──────── Material provided

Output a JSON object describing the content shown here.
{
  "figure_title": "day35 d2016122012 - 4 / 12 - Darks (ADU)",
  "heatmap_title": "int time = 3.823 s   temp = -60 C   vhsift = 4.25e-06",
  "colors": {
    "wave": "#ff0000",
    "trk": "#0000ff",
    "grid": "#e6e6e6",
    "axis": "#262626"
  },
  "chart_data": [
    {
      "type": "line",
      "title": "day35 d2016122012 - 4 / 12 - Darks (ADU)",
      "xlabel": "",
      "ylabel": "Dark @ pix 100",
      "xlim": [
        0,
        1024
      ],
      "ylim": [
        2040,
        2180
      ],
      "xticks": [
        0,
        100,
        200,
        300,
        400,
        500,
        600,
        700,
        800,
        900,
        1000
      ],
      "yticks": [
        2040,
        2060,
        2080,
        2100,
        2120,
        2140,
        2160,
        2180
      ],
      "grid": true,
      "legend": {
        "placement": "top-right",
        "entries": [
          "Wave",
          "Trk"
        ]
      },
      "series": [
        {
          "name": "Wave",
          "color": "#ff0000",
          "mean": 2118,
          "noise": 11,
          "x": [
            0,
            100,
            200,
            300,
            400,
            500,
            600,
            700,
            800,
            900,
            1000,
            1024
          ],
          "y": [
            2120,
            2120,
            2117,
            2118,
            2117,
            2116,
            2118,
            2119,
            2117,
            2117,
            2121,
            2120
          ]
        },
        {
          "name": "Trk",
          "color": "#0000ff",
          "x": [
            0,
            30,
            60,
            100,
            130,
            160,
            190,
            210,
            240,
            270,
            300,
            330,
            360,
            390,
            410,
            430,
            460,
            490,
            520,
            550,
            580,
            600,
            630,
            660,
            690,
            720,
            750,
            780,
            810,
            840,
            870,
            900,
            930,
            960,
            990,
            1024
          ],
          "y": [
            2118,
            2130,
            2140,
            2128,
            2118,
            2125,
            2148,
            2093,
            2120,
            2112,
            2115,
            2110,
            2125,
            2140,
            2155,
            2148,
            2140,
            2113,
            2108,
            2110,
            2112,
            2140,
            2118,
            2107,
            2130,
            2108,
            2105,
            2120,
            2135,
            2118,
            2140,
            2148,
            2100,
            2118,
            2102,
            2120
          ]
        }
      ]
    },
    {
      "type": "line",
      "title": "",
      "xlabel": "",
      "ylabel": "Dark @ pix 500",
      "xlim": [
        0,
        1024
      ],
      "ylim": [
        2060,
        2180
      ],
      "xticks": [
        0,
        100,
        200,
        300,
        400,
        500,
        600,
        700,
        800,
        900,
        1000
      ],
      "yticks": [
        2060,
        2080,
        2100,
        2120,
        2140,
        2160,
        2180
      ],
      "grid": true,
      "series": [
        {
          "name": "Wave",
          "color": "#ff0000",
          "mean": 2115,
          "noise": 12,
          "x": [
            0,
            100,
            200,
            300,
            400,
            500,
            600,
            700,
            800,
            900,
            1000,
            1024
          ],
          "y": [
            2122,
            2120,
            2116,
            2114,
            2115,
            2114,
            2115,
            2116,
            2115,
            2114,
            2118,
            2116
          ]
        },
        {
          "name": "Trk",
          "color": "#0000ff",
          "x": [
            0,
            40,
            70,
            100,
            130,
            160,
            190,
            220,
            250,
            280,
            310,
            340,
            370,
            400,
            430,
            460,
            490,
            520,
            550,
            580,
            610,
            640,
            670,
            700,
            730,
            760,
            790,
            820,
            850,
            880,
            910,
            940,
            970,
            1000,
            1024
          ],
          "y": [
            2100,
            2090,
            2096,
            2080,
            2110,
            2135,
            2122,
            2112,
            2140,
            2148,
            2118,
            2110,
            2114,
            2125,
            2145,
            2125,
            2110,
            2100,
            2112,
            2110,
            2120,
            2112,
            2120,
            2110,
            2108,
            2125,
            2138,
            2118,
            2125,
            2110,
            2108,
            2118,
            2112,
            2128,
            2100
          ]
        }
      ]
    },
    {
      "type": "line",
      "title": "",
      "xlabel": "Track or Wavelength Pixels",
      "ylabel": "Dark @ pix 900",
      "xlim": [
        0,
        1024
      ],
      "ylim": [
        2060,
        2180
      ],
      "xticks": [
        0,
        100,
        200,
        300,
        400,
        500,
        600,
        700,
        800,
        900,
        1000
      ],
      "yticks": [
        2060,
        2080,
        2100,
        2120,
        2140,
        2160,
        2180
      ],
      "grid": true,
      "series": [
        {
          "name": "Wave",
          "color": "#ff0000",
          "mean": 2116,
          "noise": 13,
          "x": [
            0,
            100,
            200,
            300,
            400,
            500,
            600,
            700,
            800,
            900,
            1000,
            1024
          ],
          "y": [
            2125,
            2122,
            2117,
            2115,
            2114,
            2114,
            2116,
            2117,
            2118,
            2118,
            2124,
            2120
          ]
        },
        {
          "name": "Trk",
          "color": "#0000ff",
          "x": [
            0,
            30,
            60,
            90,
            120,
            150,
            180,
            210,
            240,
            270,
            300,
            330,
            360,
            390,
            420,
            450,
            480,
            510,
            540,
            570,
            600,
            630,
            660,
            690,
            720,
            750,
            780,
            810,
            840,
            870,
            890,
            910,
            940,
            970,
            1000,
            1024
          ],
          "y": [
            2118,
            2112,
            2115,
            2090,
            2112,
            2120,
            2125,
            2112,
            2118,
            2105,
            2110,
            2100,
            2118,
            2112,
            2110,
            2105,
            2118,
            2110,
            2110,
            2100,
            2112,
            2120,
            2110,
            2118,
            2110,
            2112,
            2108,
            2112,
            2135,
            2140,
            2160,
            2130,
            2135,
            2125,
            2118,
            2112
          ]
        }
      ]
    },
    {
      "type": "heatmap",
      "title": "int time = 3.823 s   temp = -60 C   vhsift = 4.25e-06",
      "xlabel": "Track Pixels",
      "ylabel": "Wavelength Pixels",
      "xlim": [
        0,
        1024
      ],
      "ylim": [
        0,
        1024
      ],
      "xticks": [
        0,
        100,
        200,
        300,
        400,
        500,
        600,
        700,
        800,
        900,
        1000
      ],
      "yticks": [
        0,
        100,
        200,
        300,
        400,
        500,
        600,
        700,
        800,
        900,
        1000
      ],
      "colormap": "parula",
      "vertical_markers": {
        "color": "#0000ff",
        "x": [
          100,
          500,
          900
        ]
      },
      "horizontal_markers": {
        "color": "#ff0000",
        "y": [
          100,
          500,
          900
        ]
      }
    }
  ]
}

────────────────

● **Given exercise**
Collect the lines of the data that carry the word "Wavelength".

● **Result of this task**
      "xlabel": "Track or Wavelength Pixels",
      "ylabel": "Wavelength Pixels",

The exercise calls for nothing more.